### Entries
# # # # # # #
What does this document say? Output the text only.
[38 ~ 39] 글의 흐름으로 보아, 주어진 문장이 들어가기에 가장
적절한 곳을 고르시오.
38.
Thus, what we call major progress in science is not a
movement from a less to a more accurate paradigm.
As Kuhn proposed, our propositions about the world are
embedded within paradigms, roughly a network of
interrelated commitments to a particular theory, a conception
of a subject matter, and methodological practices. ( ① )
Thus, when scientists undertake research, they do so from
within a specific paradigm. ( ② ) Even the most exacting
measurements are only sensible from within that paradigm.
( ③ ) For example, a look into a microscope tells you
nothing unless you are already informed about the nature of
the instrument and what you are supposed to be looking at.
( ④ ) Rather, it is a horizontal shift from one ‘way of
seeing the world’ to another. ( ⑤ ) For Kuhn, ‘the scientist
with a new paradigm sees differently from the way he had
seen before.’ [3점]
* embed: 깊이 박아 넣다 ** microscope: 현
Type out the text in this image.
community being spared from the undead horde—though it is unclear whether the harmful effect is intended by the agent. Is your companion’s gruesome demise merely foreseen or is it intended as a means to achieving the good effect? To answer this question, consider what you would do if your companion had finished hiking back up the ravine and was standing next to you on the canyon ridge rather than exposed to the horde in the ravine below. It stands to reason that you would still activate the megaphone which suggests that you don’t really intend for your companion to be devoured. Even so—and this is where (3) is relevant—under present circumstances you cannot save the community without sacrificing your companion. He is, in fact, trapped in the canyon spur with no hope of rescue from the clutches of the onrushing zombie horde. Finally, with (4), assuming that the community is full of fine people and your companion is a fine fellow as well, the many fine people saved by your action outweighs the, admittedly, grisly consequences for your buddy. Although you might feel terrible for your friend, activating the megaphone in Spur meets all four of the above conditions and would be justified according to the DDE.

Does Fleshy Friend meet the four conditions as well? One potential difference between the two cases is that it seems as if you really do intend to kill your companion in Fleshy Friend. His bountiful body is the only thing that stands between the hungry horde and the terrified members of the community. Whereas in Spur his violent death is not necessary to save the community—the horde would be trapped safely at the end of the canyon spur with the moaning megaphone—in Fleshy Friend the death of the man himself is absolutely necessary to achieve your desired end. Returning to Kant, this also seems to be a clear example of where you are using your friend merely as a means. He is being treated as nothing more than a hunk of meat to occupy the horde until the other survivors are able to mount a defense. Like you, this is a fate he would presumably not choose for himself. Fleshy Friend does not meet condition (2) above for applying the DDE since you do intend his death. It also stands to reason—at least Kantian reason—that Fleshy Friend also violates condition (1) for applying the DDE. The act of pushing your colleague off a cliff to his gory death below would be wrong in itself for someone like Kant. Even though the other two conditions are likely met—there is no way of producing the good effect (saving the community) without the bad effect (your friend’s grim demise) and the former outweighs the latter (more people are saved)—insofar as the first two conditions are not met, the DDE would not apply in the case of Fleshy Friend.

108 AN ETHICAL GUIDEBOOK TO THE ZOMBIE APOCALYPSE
# # # # # # #
### Written task
Gather each line in the data that holds the string "microscope".

### Exercise solution
( ③ ) For example, a look into a microscope tells you
* embed: 깊이 박아 넣다 ** microscope: 현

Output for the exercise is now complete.